··· Dataset excerpts ···

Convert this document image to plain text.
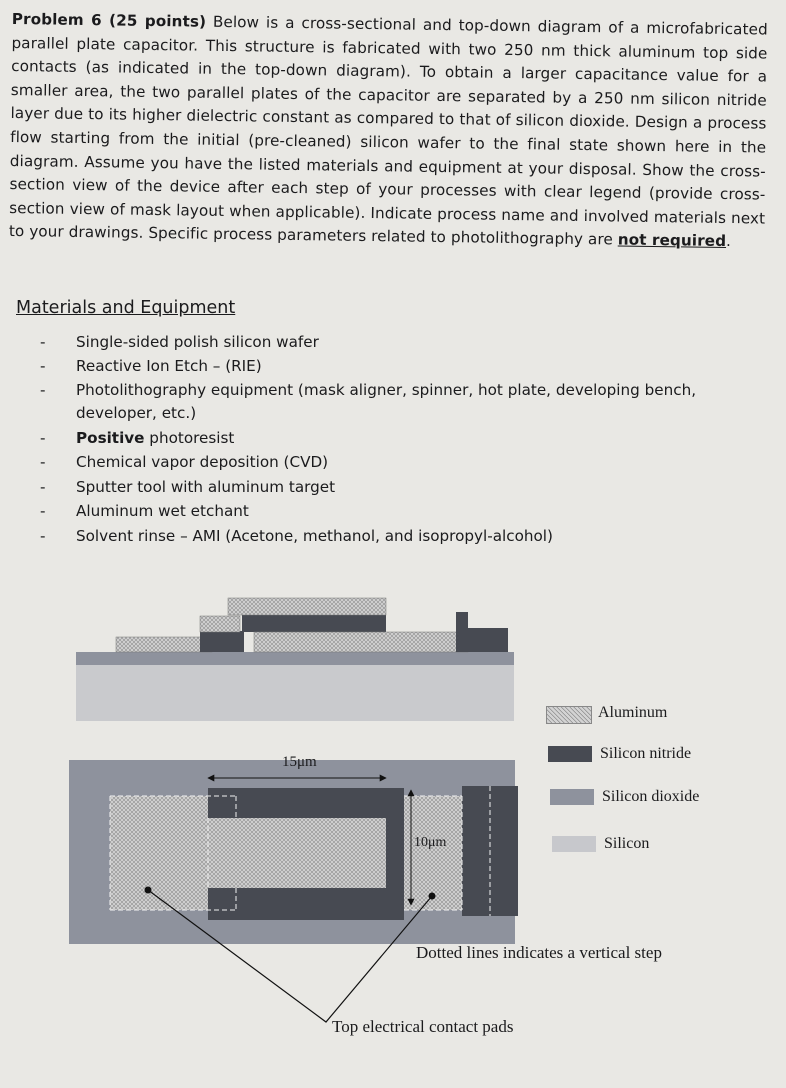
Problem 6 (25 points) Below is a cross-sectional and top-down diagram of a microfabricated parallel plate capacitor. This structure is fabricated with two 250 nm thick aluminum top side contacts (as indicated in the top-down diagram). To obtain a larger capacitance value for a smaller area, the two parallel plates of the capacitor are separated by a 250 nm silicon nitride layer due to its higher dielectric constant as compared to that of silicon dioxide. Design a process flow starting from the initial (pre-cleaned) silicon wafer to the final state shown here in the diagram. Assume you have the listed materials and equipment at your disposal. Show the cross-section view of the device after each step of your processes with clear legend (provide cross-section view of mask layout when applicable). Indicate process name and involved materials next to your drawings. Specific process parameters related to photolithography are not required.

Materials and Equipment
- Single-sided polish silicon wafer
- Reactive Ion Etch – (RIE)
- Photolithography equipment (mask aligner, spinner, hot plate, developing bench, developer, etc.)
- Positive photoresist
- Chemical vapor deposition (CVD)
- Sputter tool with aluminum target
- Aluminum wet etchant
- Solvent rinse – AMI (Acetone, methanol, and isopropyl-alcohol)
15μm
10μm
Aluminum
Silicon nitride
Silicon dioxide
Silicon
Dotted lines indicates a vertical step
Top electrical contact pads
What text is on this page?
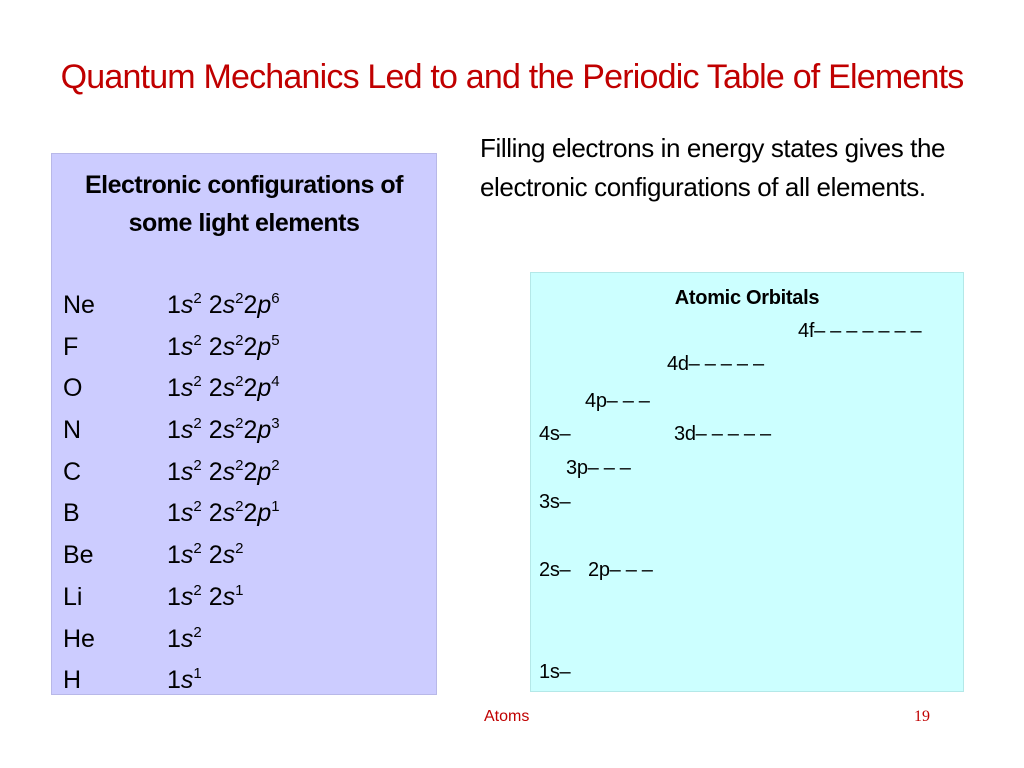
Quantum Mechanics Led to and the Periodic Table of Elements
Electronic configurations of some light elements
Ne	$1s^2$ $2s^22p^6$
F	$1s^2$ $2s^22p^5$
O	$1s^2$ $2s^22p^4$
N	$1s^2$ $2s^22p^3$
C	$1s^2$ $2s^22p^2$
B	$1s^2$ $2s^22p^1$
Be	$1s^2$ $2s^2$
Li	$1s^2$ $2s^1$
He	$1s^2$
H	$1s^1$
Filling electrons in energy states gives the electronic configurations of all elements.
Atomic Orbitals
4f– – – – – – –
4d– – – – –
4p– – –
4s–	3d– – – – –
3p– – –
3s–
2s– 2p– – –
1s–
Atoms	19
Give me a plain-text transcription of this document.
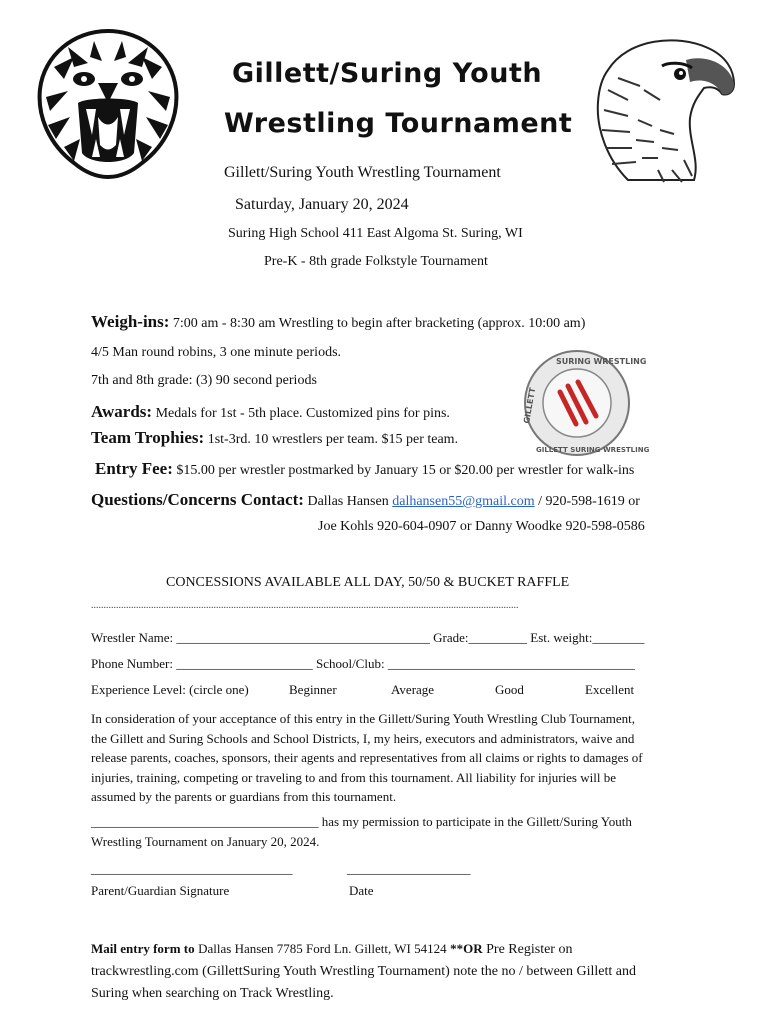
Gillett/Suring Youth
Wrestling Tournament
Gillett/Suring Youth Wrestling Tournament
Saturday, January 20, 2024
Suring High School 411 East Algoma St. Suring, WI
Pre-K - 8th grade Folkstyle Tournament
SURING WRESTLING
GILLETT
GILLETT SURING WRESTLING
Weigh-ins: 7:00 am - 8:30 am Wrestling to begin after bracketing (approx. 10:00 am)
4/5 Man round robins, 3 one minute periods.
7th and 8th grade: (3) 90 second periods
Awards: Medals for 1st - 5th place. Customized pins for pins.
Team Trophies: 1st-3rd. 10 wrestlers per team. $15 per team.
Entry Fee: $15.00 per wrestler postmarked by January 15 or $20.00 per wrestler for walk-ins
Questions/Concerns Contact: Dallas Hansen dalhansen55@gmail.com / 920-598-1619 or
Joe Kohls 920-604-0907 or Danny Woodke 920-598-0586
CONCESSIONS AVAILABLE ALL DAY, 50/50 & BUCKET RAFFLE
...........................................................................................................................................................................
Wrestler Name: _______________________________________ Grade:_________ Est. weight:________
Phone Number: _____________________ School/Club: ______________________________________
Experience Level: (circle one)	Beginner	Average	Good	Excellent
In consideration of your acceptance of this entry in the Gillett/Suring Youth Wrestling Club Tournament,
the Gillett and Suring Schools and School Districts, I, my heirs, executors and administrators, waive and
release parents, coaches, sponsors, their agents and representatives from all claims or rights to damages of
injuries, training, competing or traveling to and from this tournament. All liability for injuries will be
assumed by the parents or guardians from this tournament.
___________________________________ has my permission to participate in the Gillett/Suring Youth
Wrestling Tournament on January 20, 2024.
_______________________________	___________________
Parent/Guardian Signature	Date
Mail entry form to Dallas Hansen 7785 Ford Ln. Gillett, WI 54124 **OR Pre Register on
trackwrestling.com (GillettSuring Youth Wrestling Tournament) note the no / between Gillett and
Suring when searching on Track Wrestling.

···

**What to work on**
Locate the word "January" in the records above, and return each line that has it.

**Finished exercise**
Saturday, January 20, 2024
Entry Fee: $15.00 per wrestler postmarked by January 15 or $20.00 per wrestler for walk-ins
Wrestling Tournament on January 20, 2024.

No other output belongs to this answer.